● **SET EXERCISE**:
Lift out all lines below that contain "start".
═════ DATASET RECORDS ═════
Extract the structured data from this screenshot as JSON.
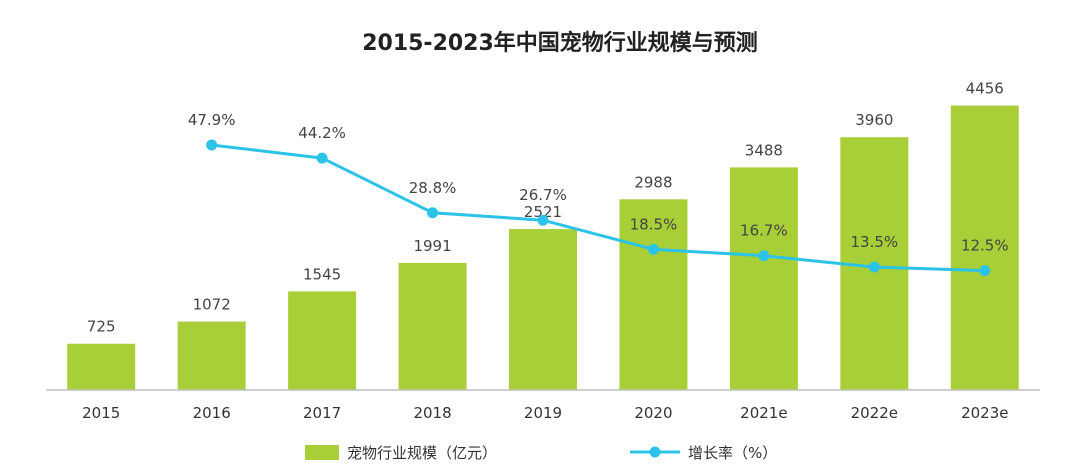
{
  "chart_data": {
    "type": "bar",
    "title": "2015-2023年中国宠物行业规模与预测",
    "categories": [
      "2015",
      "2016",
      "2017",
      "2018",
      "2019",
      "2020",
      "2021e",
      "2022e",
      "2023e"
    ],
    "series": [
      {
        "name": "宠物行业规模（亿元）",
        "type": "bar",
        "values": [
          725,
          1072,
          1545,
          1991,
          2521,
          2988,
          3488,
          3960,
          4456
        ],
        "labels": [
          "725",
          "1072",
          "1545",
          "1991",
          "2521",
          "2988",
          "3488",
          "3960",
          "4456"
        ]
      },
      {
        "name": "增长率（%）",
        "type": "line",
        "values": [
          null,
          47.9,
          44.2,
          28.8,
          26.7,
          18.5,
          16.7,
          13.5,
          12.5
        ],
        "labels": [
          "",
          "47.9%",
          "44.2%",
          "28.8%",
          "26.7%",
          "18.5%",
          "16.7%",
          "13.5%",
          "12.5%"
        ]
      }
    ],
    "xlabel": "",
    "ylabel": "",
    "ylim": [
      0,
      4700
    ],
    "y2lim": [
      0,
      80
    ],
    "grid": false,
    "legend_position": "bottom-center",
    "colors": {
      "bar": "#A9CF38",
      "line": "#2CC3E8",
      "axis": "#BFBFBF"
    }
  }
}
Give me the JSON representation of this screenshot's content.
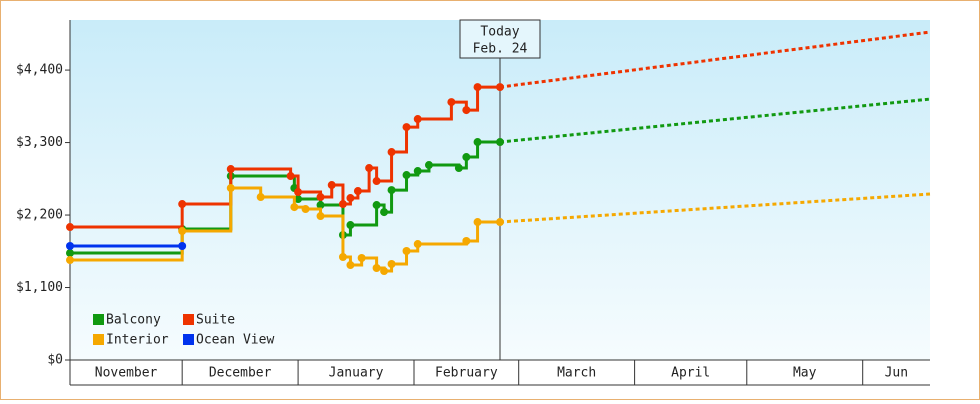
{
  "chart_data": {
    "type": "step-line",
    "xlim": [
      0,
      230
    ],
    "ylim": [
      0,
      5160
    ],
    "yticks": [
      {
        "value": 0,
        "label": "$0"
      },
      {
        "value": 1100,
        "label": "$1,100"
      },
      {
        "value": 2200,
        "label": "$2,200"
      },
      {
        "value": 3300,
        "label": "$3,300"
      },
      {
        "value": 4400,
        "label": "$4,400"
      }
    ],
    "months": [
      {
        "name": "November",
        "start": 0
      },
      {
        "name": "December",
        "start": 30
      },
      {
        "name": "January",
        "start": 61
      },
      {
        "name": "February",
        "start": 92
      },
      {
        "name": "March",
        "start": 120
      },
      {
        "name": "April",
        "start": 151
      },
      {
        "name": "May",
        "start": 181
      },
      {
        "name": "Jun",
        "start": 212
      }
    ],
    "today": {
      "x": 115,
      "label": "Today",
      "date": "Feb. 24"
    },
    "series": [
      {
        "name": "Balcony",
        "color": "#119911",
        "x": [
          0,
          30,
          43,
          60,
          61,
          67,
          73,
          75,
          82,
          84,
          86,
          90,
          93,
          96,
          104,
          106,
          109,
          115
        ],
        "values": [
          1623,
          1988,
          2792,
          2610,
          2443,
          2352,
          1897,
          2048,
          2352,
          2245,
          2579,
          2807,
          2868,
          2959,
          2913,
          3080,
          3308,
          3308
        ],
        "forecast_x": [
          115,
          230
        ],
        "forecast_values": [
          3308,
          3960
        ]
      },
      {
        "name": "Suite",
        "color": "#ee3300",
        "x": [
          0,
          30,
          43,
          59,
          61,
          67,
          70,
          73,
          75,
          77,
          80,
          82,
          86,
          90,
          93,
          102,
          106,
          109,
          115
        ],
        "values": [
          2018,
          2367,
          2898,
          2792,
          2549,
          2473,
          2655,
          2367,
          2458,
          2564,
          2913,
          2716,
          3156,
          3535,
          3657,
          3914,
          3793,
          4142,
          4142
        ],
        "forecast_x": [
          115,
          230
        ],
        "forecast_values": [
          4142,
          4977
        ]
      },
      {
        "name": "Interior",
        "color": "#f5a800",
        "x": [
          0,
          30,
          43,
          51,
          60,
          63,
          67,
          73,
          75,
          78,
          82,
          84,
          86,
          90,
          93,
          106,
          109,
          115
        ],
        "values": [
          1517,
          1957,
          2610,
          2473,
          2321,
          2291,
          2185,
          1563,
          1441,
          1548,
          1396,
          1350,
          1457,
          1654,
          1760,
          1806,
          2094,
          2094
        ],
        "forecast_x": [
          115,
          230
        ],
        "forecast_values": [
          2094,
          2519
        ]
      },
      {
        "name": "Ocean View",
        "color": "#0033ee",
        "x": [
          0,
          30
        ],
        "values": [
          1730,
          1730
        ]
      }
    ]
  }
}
═════
● **OUTPUT OF THE TASK**:
        "start": 0
        "start": 30
        "start": 61
        "start": 92
        "start": 120
        "start": 151
        "start": 181
        "start": 212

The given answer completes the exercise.